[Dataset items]
# # # # #

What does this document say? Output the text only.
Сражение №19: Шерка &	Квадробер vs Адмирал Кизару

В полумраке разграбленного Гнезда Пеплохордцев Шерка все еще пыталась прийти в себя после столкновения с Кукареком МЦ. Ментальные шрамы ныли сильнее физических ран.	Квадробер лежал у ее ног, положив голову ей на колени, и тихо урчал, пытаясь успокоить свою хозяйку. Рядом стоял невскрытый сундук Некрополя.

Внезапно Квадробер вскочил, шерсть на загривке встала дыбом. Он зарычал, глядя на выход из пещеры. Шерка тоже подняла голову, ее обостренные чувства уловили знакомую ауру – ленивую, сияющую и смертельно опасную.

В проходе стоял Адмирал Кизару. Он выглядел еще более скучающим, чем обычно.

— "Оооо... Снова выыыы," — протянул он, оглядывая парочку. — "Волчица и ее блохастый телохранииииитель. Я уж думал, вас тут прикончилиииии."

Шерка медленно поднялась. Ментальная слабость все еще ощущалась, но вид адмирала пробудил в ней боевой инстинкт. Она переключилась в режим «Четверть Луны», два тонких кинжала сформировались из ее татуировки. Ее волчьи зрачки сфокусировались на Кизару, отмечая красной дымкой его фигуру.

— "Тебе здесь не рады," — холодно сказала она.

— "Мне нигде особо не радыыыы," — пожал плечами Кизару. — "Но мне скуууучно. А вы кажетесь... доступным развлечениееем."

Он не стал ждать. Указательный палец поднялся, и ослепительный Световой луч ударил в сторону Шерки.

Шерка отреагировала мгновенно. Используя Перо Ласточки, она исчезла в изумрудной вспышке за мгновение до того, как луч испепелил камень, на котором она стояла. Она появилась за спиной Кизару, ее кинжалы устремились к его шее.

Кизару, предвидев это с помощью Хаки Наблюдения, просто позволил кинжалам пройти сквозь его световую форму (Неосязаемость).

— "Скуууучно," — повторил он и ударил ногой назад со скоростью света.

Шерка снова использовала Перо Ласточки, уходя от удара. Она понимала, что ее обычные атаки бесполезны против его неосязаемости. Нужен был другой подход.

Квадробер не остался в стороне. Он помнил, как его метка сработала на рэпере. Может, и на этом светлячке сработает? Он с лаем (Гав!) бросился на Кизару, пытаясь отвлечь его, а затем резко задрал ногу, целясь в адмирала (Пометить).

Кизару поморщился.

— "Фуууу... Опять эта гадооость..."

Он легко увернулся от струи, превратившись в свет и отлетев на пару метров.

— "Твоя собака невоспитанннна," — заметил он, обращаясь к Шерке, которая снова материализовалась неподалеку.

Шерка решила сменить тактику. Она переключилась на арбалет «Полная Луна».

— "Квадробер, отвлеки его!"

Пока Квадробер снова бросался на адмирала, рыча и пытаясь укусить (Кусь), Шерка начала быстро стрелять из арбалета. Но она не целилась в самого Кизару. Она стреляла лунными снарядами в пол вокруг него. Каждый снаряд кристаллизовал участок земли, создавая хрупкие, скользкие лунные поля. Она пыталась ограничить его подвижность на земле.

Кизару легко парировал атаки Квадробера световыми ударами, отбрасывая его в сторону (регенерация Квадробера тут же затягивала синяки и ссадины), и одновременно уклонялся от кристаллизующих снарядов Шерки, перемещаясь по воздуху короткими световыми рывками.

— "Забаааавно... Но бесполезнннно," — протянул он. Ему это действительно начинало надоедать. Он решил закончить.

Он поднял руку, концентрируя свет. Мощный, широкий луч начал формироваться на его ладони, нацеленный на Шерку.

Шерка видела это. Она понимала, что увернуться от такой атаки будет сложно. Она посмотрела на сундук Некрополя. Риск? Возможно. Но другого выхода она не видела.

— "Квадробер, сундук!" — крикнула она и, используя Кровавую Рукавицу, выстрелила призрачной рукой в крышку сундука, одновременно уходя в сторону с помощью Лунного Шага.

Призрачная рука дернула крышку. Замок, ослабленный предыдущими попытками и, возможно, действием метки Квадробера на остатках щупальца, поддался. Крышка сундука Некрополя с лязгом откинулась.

# # # # #

> [What to do] Copy out every line from the data above that has "Шерки" in it.

> [Solution to this problem]
Он не стал ждать. Указательный палец поднялся, и ослепительный Световой луч ударил в сторону Шерки.
Кизару легко парировал атаки Квадробера световыми ударами, отбрасывая его в сторону (регенерация Квадробера тут же затягивала синяки и ссадины), и одновременно уклонялся от кристаллизующих снарядов Шерки, перемещаясь по воздуху короткими световыми рывками.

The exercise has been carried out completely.